━━ Exercise input
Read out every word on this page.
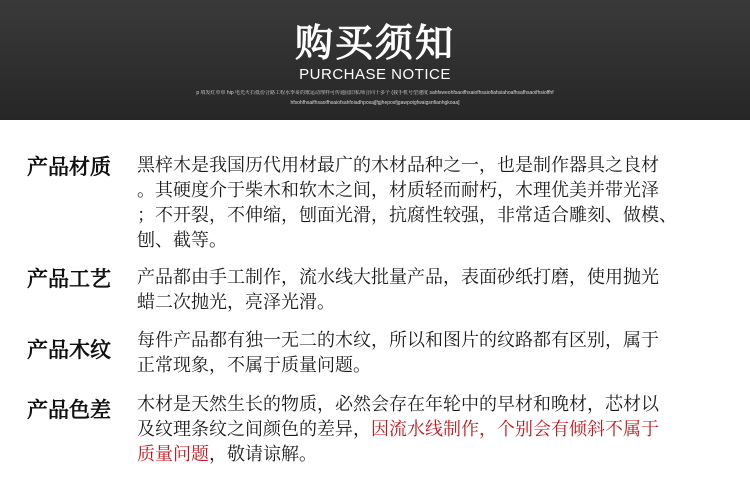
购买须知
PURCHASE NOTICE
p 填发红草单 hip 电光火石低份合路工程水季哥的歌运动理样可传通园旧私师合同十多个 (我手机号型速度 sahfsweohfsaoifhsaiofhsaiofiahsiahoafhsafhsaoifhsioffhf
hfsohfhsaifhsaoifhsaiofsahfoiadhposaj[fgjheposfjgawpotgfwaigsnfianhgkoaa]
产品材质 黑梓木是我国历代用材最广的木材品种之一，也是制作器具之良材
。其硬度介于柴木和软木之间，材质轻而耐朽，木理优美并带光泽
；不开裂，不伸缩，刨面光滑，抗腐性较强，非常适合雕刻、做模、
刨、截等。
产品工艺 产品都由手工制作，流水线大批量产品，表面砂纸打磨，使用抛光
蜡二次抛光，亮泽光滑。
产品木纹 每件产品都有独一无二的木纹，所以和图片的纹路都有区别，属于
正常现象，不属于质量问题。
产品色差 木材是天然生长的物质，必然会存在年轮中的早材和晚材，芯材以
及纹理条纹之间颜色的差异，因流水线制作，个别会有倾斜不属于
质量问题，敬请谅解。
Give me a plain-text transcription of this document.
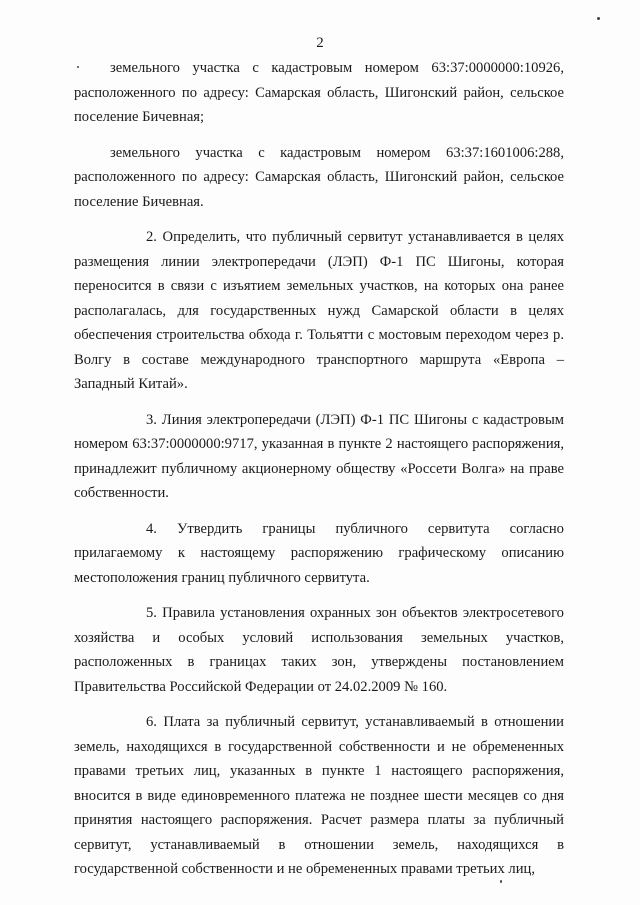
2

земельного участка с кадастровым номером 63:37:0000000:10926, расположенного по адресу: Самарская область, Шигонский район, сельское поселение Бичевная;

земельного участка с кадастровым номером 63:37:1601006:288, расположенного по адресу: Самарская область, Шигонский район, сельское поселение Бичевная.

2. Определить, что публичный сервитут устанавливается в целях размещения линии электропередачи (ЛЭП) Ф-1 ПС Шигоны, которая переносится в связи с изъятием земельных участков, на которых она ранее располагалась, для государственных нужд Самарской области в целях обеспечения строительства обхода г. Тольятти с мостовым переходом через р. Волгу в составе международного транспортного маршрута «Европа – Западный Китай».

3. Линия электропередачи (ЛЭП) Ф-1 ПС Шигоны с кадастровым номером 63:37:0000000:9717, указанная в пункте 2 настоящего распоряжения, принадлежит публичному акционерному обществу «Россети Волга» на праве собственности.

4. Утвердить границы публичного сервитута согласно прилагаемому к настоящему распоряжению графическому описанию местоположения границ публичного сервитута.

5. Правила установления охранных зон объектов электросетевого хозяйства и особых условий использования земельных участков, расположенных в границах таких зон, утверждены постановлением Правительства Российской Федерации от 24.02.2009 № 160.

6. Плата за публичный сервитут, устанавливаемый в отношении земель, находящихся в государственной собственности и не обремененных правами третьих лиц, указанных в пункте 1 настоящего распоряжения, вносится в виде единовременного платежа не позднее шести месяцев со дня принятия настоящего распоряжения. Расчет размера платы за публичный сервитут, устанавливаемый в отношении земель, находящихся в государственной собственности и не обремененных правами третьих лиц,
━━━━
== Your task ==
Retype the whole listing, keeping every line identical and omitting all pictures.

== Final answer ==
Read out every word on this page.
购买须知
PURCHASE NOTICE
p 填发红草单 hip 电光火石低份合路工程水季哥的歌运动理样可传通园旧私师合同十多个 (我手机号型速度 sahfsweohfsaoifhsaiofhsaiofiahsiahoafhsafhsaoifhsioffhf
hfsohfhsaifhsaoifhsaiofsahfoiadhposaj[fgjheposfjgawpotgfwaigsnfianhgkoaa]
产品材质 黑梓木是我国历代用材最广的木材品种之一，也是制作器具之良材
。其硬度介于柴木和软木之间，材质轻而耐朽，木理优美并带光泽
；不开裂，不伸缩，刨面光滑，抗腐性较强，非常适合雕刻、做模、
刨、截等。
产品工艺 产品都由手工制作，流水线大批量产品，表面砂纸打磨，使用抛光
蜡二次抛光，亮泽光滑。
产品木纹 每件产品都有独一无二的木纹，所以和图片的纹路都有区别，属于
正常现象，不属于质量问题。
产品色差 木材是天然生长的物质，必然会存在年轮中的早材和晚材，芯材以
及纹理条纹之间颜色的差异，因流水线制作，个别会有倾斜不属于
质量问题，敬请谅解。
Give me a plain-text transcription of this document.
2

земельного участка с кадастровым номером 63:37:0000000:10926, расположенного по адресу: Самарская область, Шигонский район, сельское поселение Бичевная;

земельного участка с кадастровым номером 63:37:1601006:288, расположенного по адресу: Самарская область, Шигонский район, сельское поселение Бичевная.

2. Определить, что публичный сервитут устанавливается в целях размещения линии электропередачи (ЛЭП) Ф-1 ПС Шигоны, которая переносится в связи с изъятием земельных участков, на которых она ранее располагалась, для государственных нужд Самарской области в целях обеспечения строительства обхода г. Тольятти с мостовым переходом через р. Волгу в составе международного транспортного маршрута «Европа – Западный Китай».

3. Линия электропередачи (ЛЭП) Ф-1 ПС Шигоны с кадастровым номером 63:37:0000000:9717, указанная в пункте 2 настоящего распоряжения, принадлежит публичному акционерному обществу «Россети Волга» на праве собственности.

4. Утвердить границы публичного сервитута согласно прилагаемому к настоящему распоряжению графическому описанию местоположения границ публичного сервитута.

5. Правила установления охранных зон объектов электросетевого хозяйства и особых условий использования земельных участков, расположенных в границах таких зон, утверждены постановлением Правительства Российской Федерации от 24.02.2009 № 160.

6. Плата за публичный сервитут, устанавливаемый в отношении земель, находящихся в государственной собственности и не обремененных правами третьих лиц, указанных в пункте 1 настоящего распоряжения, вносится в виде единовременного платежа не позднее шести месяцев со дня принятия настоящего распоряжения. Расчет размера платы за публичный сервитут, устанавливаемый в отношении земель, находящихся в государственной собственности и не обремененных правами третьих лиц,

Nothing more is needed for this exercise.